> **What the task requires**
Which lines include the word "that"? Copy each of them.

*** Dataset excerpts ***

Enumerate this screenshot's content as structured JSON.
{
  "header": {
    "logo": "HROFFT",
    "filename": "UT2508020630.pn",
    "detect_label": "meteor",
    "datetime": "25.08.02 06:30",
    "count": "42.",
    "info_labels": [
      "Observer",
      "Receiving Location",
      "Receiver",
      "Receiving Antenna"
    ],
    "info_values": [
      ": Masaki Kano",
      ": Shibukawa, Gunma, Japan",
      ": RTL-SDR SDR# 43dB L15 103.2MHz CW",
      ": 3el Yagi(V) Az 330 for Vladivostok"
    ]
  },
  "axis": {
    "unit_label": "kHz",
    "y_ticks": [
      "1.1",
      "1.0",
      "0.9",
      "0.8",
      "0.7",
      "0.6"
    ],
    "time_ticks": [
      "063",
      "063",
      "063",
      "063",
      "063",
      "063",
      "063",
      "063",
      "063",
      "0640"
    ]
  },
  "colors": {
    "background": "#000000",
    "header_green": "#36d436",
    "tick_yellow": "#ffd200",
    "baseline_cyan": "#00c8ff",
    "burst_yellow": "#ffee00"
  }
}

***
*** Dataset excerpts ***

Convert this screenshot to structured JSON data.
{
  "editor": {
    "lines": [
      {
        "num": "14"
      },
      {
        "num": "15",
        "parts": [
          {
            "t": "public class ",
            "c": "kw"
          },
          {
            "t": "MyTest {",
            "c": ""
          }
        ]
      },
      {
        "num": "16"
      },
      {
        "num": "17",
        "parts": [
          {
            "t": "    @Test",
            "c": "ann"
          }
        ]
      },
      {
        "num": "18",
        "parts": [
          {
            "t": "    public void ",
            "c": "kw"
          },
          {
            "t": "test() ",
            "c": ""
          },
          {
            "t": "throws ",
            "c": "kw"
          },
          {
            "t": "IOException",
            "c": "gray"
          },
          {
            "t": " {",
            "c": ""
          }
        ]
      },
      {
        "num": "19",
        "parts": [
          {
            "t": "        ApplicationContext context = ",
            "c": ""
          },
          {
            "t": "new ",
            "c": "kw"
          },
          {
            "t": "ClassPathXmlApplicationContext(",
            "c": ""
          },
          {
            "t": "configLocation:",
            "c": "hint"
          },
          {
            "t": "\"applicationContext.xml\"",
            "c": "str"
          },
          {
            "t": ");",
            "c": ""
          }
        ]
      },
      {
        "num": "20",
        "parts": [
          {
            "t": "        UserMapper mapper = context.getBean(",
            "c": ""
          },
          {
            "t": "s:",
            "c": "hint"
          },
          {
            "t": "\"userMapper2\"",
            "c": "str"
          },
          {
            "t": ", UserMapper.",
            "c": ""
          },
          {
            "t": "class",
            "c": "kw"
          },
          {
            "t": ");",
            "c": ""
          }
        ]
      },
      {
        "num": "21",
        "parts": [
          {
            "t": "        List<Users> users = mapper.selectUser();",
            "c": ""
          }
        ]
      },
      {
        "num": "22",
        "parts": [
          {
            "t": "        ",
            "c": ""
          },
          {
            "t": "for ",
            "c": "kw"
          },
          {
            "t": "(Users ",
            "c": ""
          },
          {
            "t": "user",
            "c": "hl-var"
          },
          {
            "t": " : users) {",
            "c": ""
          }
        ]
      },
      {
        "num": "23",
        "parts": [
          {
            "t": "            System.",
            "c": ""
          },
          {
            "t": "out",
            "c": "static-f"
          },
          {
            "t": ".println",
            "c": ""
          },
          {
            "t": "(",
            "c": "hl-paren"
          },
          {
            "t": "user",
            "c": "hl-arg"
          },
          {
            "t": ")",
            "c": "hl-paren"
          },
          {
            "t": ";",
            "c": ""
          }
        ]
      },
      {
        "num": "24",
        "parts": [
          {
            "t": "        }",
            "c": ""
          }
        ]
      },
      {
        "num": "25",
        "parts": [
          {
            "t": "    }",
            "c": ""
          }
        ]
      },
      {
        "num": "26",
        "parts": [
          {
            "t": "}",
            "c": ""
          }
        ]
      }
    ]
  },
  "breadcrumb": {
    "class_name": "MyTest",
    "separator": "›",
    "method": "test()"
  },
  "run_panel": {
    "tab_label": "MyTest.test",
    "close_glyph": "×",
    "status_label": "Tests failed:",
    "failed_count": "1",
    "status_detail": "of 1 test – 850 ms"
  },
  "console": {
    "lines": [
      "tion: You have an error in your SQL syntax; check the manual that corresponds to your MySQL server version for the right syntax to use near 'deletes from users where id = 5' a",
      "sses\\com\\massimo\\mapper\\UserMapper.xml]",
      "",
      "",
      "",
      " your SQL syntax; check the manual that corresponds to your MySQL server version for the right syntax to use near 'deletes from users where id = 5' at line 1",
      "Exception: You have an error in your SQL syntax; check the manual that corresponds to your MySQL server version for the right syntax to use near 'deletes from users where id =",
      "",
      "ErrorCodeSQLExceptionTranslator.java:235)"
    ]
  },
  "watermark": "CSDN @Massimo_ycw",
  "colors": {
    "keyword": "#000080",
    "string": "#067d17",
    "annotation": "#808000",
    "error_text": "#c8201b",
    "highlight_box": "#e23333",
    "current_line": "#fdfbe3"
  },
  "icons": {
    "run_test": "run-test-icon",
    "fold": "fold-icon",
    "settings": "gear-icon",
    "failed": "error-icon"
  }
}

***

> **Output below**
      "tion: You have an error in your SQL syntax; check the manual that corresponds to your MySQL server version for the right syntax to use near 'deletes from users where id = 5' a",
      " your SQL syntax; check the manual that corresponds to your MySQL server version for the right syntax to use near 'deletes from users where id = 5' at line 1",
      "Exception: You have an error in your SQL syntax; check the manual that corresponds to your MySQL server version for the right syntax to use near 'deletes from users where id =",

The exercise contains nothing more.